#### Objective
Read the lines below. Copy out any that hold the string "Display".
------------------------------
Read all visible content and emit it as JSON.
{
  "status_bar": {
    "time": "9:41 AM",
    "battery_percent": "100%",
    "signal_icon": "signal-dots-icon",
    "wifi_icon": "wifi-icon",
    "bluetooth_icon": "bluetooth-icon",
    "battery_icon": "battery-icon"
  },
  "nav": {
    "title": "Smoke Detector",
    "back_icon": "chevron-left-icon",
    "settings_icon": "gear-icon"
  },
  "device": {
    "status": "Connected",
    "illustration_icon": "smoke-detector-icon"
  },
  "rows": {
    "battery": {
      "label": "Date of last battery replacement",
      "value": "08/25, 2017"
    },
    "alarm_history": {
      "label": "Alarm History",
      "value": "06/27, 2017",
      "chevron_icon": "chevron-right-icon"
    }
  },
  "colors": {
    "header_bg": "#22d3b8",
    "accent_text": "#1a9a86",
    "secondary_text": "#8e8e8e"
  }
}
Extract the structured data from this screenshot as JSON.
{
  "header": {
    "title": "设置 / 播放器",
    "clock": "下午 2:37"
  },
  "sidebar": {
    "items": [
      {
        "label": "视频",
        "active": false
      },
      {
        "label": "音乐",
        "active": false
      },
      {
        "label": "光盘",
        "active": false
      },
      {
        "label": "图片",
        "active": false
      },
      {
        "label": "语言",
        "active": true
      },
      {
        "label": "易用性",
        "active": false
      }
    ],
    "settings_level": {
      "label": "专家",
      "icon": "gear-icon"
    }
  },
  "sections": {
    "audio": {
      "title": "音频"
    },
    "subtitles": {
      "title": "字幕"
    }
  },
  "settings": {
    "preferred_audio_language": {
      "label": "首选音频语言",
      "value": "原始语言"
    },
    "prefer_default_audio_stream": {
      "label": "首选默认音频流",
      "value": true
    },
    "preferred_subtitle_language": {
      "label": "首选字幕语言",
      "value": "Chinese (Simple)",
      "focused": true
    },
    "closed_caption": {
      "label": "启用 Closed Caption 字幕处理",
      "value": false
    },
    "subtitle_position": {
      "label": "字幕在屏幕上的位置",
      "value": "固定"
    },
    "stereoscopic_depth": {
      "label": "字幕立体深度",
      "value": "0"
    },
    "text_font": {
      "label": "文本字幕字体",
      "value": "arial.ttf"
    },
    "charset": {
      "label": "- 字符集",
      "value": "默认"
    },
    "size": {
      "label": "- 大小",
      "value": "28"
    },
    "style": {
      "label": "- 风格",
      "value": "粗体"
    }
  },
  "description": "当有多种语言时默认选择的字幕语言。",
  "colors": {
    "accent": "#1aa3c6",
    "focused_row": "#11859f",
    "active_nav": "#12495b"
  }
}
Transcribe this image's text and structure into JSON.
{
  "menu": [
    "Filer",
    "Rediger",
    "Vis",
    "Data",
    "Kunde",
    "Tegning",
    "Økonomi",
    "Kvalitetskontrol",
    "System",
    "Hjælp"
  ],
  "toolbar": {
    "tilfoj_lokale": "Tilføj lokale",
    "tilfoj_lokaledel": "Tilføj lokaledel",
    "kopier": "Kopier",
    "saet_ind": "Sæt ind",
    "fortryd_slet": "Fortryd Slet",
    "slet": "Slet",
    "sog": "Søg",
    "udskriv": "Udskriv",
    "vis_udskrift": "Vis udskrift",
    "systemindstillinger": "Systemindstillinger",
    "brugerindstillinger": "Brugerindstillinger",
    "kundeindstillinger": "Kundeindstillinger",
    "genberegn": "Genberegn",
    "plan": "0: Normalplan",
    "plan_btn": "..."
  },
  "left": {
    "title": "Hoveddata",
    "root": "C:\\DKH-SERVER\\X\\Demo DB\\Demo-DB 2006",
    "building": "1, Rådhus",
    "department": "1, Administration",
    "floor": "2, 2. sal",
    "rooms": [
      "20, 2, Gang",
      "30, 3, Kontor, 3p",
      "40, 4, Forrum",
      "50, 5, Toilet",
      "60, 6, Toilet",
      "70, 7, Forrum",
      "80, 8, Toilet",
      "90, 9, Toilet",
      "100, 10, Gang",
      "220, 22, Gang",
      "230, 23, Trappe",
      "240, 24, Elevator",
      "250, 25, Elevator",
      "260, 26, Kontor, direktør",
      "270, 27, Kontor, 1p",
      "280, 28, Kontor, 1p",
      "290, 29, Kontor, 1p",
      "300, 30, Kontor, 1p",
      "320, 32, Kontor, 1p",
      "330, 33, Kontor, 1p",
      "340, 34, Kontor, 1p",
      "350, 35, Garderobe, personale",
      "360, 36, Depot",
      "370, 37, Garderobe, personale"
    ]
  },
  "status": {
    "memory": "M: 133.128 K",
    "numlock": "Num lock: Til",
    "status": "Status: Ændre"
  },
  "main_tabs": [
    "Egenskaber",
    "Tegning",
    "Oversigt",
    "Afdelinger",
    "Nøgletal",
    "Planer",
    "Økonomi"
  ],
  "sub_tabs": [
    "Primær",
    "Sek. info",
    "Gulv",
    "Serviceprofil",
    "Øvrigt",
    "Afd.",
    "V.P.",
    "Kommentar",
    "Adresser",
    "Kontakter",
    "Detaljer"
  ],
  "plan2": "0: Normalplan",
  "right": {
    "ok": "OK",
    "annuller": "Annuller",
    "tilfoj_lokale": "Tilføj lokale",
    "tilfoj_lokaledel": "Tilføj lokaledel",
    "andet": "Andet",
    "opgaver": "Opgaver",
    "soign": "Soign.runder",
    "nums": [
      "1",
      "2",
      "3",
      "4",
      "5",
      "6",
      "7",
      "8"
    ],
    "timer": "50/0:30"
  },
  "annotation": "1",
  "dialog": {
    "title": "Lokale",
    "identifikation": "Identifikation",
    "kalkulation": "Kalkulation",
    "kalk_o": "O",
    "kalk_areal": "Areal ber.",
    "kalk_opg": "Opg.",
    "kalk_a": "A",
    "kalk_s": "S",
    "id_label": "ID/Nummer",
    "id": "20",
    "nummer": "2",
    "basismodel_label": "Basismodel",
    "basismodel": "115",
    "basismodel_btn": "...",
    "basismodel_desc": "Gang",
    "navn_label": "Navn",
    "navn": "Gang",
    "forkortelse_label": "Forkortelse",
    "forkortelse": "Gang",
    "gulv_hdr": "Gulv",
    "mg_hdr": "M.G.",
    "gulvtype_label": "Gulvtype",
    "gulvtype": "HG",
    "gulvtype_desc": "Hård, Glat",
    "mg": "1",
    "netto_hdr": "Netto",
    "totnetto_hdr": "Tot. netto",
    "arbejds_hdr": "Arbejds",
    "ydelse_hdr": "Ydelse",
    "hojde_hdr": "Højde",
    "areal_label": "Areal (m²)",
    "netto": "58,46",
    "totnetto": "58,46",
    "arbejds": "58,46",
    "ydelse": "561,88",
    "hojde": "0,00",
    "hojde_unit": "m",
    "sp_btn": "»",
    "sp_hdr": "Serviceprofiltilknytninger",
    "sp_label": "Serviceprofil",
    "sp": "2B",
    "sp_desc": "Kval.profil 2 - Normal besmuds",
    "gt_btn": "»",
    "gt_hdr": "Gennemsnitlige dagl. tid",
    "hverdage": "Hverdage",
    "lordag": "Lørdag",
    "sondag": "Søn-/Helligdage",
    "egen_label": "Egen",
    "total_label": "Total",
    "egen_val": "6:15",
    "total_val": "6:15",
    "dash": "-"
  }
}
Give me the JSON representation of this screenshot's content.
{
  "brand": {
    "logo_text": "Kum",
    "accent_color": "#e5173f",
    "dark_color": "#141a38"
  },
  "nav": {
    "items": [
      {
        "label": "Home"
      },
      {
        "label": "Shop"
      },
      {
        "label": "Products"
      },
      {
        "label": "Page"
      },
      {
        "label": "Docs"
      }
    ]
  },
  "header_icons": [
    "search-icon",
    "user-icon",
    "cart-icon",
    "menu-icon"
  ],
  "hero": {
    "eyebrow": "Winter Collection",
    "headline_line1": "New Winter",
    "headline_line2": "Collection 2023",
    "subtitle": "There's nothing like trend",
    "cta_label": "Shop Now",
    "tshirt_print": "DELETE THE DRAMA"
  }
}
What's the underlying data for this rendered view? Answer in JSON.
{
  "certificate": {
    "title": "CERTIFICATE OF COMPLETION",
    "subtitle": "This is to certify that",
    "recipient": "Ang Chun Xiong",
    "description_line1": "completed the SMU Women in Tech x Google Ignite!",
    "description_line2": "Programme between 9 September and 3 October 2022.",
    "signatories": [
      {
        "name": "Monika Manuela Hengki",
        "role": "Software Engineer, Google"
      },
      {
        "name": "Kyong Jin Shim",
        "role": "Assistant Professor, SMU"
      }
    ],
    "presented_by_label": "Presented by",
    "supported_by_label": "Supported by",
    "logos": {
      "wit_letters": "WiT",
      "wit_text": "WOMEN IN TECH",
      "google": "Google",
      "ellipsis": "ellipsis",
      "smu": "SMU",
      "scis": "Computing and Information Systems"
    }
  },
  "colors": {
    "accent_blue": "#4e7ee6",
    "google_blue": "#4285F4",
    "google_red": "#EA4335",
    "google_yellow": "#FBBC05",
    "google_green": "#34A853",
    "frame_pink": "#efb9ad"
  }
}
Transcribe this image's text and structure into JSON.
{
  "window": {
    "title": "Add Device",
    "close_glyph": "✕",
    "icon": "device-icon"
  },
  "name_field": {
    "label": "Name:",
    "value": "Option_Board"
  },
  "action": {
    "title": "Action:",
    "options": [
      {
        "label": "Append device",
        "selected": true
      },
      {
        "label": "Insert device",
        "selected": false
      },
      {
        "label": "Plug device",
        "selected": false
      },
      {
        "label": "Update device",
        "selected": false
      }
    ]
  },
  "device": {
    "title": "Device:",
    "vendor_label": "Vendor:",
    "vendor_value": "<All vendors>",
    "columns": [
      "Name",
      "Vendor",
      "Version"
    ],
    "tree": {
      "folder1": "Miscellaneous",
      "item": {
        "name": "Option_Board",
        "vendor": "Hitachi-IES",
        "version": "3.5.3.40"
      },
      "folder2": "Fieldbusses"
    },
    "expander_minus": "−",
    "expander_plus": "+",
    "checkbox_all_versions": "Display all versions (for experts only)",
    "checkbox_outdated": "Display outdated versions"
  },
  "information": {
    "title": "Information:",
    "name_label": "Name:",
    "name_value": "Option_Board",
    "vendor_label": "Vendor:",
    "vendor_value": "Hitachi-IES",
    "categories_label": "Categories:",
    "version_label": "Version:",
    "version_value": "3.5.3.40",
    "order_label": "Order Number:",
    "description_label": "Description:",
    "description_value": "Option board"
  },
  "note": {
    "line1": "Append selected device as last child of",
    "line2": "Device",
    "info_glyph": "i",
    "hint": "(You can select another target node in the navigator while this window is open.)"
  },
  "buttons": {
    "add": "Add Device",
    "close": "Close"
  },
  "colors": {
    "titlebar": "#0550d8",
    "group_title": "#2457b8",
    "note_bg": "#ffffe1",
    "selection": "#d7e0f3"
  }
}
------------------------------
#### Exercise response
    "checkbox_all_versions": "Display all versions (for experts only)",
    "checkbox_outdated": "Display outdated versions"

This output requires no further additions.